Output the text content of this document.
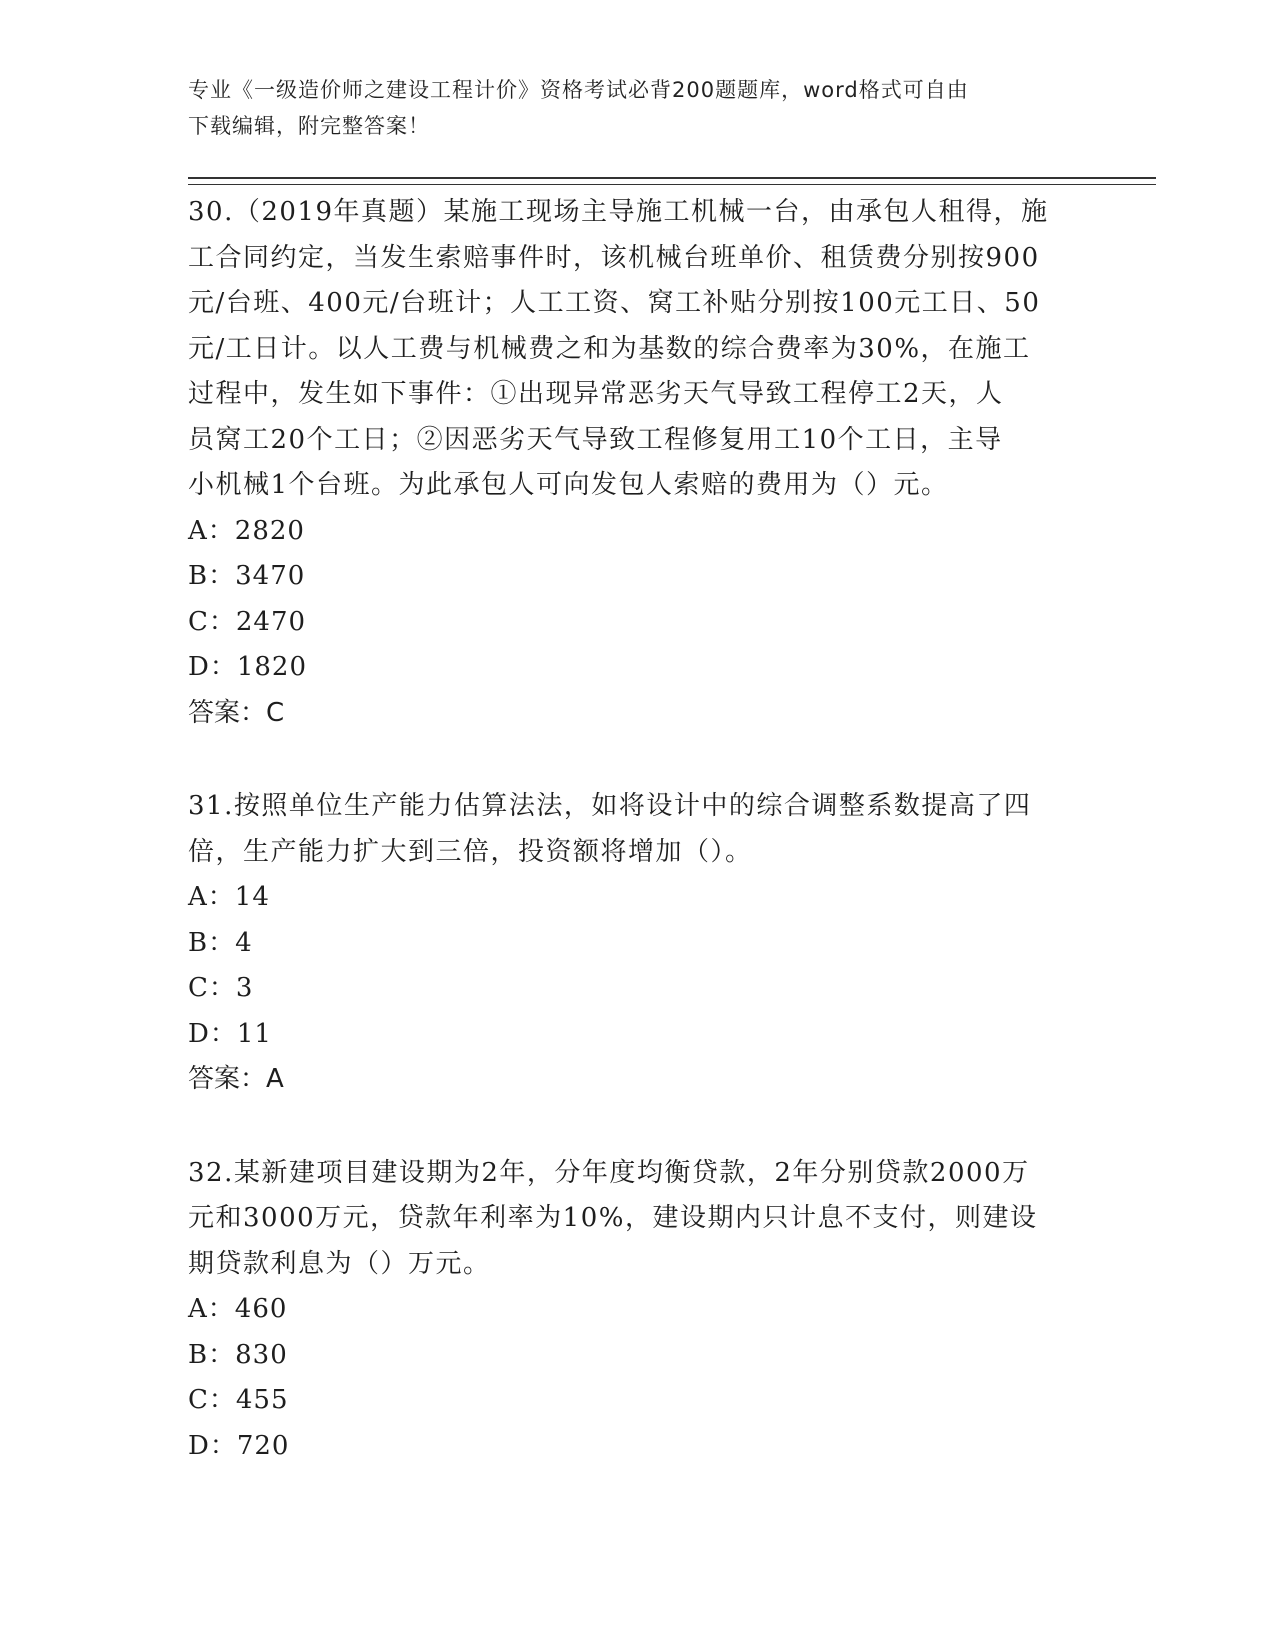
专业《一级造价师之建设工程计价》资格考试必背200题题库，word格式可自由
下载编辑，附完整答案！
30.（2019年真题）某施工现场主导施工机械一台，由承包人租得，施
工合同约定，当发生索赔事件时，该机械台班单价、租赁费分别按900
元/台班、400元/台班计；人工工资、窝工补贴分别按100元工日、50
元/工日计。以人工费与机械费之和为基数的综合费率为30%，在施工
过程中，发生如下事件：①出现异常恶劣天气导致工程停工2天，人
员窝工20个工日；②因恶劣天气导致工程修复用工10个工日，主导
小机械1个台班。为此承包人可向发包人索赔的费用为（）元。
A：2820
B：3470
C：2470
D：1820
答案：C
31.按照单位生产能力估算法法，如将设计中的综合调整系数提高了四
倍，生产能力扩大到三倍，投资额将增加（）。
A：14
B：4
C：3
D：11
答案：A
32.某新建项目建设期为2年，分年度均衡贷款，2年分别贷款2000万
元和3000万元，贷款年利率为10%，建设期内只计息不支付，则建设
期贷款利息为（）万元。
A：460
B：830
C：455
D：720
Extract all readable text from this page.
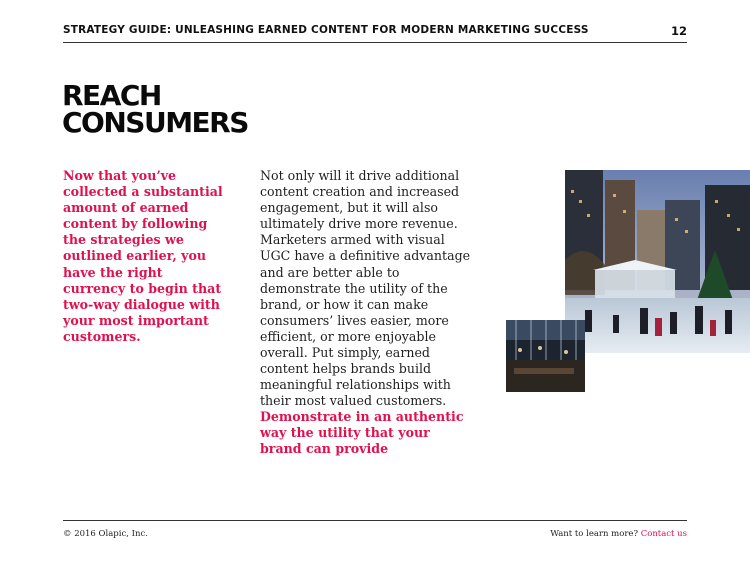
STRATEGY GUIDE: UNLEASHING EARNED CONTENT FOR MODERN MARKETING SUCCESS	12
REACH
CONSUMERS
Now that you’ve collected a substantial amount of earned content by following the strategies we outlined earlier, you have the right currency to begin that two-way dialogue with your most important customers.
Not only will it drive additional content creation and increased engagement, but it will also ultimately drive more revenue. Marketers armed with visual UGC have a definitive advantage and are better able to demonstrate the utility of the brand, or how it can make consumers’ lives easier, more efficient, or more enjoyable overall. Put simply, earned content helps brands build meaningful relationships with their most valued customers.
Demonstrate in an authentic way the utility that your brand can provide
© 2016 Olapic, Inc.	Want to learn more? Contact us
──────────────────────────────
Without including any pictures, print all of the material exactly as given.

Output the text content of this document.
专业《一级造价师之建设工程计价》资格考试必背200题题库，word格式可自由
下载编辑，附完整答案！
30.（2019年真题）某施工现场主导施工机械一台，由承包人租得，施
工合同约定，当发生索赔事件时，该机械台班单价、租赁费分别按900
元/台班、400元/台班计；人工工资、窝工补贴分别按100元工日、50
元/工日计。以人工费与机械费之和为基数的综合费率为30%，在施工
过程中，发生如下事件：①出现异常恶劣天气导致工程停工2天，人
员窝工20个工日；②因恶劣天气导致工程修复用工10个工日，主导
小机械1个台班。为此承包人可向发包人索赔的费用为（）元。
A：2820
B：3470
C：2470
D：1820
答案：C
31.按照单位生产能力估算法法，如将设计中的综合调整系数提高了四
倍，生产能力扩大到三倍，投资额将增加（）。
A：14
B：4
C：3
D：11
答案：A
32.某新建项目建设期为2年，分年度均衡贷款，2年分别贷款2000万
元和3000万元，贷款年利率为10%，建设期内只计息不支付，则建设
期贷款利息为（）万元。
A：460
B：830
C：455
D：720
Extract all readable text from this page.
STRATEGY GUIDE: UNLEASHING EARNED CONTENT FOR MODERN MARKETING SUCCESS	12
REACH
CONSUMERS
Now that you’ve collected a substantial amount of earned content by following the strategies we outlined earlier, you have the right currency to begin that two-way dialogue with your most important customers.
Not only will it drive additional content creation and increased engagement, but it will also ultimately drive more revenue. Marketers armed with visual UGC have a definitive advantage and are better able to demonstrate the utility of the brand, or how it can make consumers’ lives easier, more efficient, or more enjoyable overall. Put simply, earned content helps brands build meaningful relationships with their most valued customers.
Demonstrate in an authentic way the utility that your brand can provide
© 2016 Olapic, Inc.	Want to learn more? Contact us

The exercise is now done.